### TEXT SHOWN:
Possible effect of neutropenia on the efficacy of artemisinin-based combination therapy in pregnant women in Mali

Reducing the burden of malaria in pregnant women remains a major challenge for control programmes. Decreasing immunity may increase the vulnerability of pregnant women to infectious diseases, including malaria. In this study, the effects of neutropenia on the effectiveness of artemisinin-based combination therapy (ACTs) in clearing current Plasmodium falciparum infections and preventing reinfection after treatment were investigated. Data for this study were obtained within the context of a clinical trial evaluating the efficacy of pyronaridine-artesunate compared with other ACTs for treating malaria infection in pregnant African women. The participants were treated with artemether-lumefantrine (AL, n = 188), dihydroartemisinin-piperaquine (DP, n = 183), or pyronaridine-artesunate (PA, n = 174) and were followed for 63 days after treatment. The dynamics of neutrophil percentages in the peripheral blood of participants were measured during the 63-day follow-up. Pregnant women were classified as either neutropenic or nonneutropenic on the basis of their neutrophil counts at enrolment. A chi-square test was used to compare adequate clinical and parasitological response (ACPR) on Day 28 in the different treatment groups according to neutrophil status. Without molecular correction on Day 28, the rate of ACPR was significantly greater in nonneutropenic pregnant women (96.6%; 54/56) than in neutropenic pregnant women (87.0%; 114/131) in the AL arm (p = 0.038). In contrast, ACPR did not vary significantly according to neutrophil status in the DP or PA treatment arms. In the DP treatment arm, ACPR was 97.2% (105/108) and 98.6% (73/74) in neutropenic and nonneutropenic pregnant women, respectively (p = 0.463). In the PA treatment arm, it was 99.1% (105/106) versus 98.5% (66/67) in neutropenic and nonneutropenic pregnant women, respectively (p = 0.851). Molecular analysis revealed that there was no recrudescence during the 28-day follow-up, regardless of the treatment arm. The findings suggest that the prophylactic efficacy of AL, but not of DP or PA, is decreased in neutropenic pregnant women. The study was registered with the Pan African Clinical Trial Registry (PACTR202011812241529) on 30 November 2020.

### GIVEN ENTRIES:
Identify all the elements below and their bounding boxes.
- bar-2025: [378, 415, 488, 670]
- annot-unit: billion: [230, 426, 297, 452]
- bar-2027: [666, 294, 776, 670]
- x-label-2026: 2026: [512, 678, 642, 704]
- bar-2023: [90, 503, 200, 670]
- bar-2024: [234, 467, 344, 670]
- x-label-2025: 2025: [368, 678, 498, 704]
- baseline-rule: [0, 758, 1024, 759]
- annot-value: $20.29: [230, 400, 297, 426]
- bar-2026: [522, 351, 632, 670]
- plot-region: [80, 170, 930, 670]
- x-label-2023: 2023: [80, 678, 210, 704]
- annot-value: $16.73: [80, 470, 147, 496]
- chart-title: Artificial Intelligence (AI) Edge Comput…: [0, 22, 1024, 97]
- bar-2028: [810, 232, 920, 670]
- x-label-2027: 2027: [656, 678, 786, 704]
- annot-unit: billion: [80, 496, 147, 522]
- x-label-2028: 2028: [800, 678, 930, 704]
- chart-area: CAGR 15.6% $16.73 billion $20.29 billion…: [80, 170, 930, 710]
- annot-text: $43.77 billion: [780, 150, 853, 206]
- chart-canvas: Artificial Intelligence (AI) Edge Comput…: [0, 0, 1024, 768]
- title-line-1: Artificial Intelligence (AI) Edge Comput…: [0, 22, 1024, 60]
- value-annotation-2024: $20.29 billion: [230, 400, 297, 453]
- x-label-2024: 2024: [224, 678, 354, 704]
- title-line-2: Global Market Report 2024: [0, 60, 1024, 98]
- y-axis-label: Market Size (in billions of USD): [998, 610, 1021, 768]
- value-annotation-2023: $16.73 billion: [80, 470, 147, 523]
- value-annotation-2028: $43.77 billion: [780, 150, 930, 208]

### YOUR ASSIGNMENT:
Answer these questions about the neutropenia study summary:
1. For how many days after treatment were the participants followed?
2. What was the Day 28 ACPR in nonneutropenic pregnant women in the DP treatment arm?
3. On what date was the study registered with the Pan African Clinical Trial Registry?

### TASK OUTPUT:
1. 63 days.
2. 98.6% (73/74).
3. 30 November 2020.